→ RECORDS FOR THE TASK:
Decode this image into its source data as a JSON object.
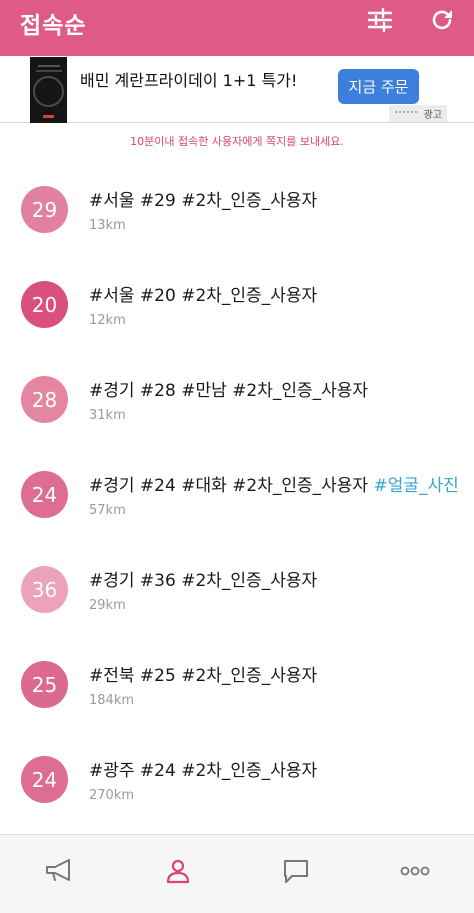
{
  "appbar": {
    "title": "접속순",
    "color": "#e05a86"
  },
  "ad": {
    "headline": "배민 계란프라이데이 1+1 특가!",
    "cta": "지금 주문",
    "badge": "광고"
  },
  "notice": "10분이내 접속한 사용자에게 쪽지를 보내세요.",
  "users": [
    {
      "age": "29",
      "tags": "#서울 #29 #2차_인증_사용자",
      "extra": "",
      "distance": "13km",
      "color": "#e2809f"
    },
    {
      "age": "20",
      "tags": "#서울 #20 #2차_인증_사용자",
      "extra": "",
      "distance": "12km",
      "color": "#db4f7c"
    },
    {
      "age": "28",
      "tags": "#경기 #28 #만남 #2차_인증_사용자",
      "extra": "",
      "distance": "31km",
      "color": "#e4869f"
    },
    {
      "age": "24",
      "tags": "#경기 #24 #대화 #2차_인증_사용자",
      "extra": "#얼굴_사진",
      "distance": "57km",
      "color": "#dd6e91"
    },
    {
      "age": "36",
      "tags": "#경기 #36 #2차_인증_사용자",
      "extra": "",
      "distance": "29km",
      "color": "#eca2b8"
    },
    {
      "age": "25",
      "tags": "#전북 #25 #2차_인증_사용자",
      "extra": "",
      "distance": "184km",
      "color": "#db6a8e"
    },
    {
      "age": "24",
      "tags": "#광주 #24 #2차_인증_사용자",
      "extra": "",
      "distance": "270km",
      "color": "#dd6e91"
    }
  ],
  "bottomnav": {
    "items": [
      "megaphone-icon",
      "person-icon",
      "chat-icon",
      "more-icon"
    ],
    "active": "person-icon",
    "active_color": "#d7457a",
    "inactive_color": "#777777"
  }
}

→ GIVEN INSTRUCTION: All of the entries above should be copied exactly, except for the pictures.

→ TASK OUTPUT:
Decode this image into its source data as a JSON object.
{
  "appbar": {
    "title": "접속순",
    "color": "#e05a86"
  },
  "ad": {
    "headline": "배민 계란프라이데이 1+1 특가!",
    "cta": "지금 주문",
    "badge": "광고"
  },
  "notice": "10분이내 접속한 사용자에게 쪽지를 보내세요.",
  "users": [
    {
      "age": "29",
      "tags": "#서울 #29 #2차_인증_사용자",
      "extra": "",
      "distance": "13km",
      "color": "#e2809f"
    },
    {
      "age": "20",
      "tags": "#서울 #20 #2차_인증_사용자",
      "extra": "",
      "distance": "12km",
      "color": "#db4f7c"
    },
    {
      "age": "28",
      "tags": "#경기 #28 #만남 #2차_인증_사용자",
      "extra": "",
      "distance": "31km",
      "color": "#e4869f"
    },
    {
      "age": "24",
      "tags": "#경기 #24 #대화 #2차_인증_사용자",
      "extra": "#얼굴_사진",
      "distance": "57km",
      "color": "#dd6e91"
    },
    {
      "age": "36",
      "tags": "#경기 #36 #2차_인증_사용자",
      "extra": "",
      "distance": "29km",
      "color": "#eca2b8"
    },
    {
      "age": "25",
      "tags": "#전북 #25 #2차_인증_사용자",
      "extra": "",
      "distance": "184km",
      "color": "#db6a8e"
    },
    {
      "age": "24",
      "tags": "#광주 #24 #2차_인증_사용자",
      "extra": "",
      "distance": "270km",
      "color": "#dd6e91"
    }
  ],
  "bottomnav": {
    "items": [
      "megaphone-icon",
      "person-icon",
      "chat-icon",
      "more-icon"
    ],
    "active": "person-icon",
    "active_color": "#d7457a",
    "inactive_color": "#777777"
  }
}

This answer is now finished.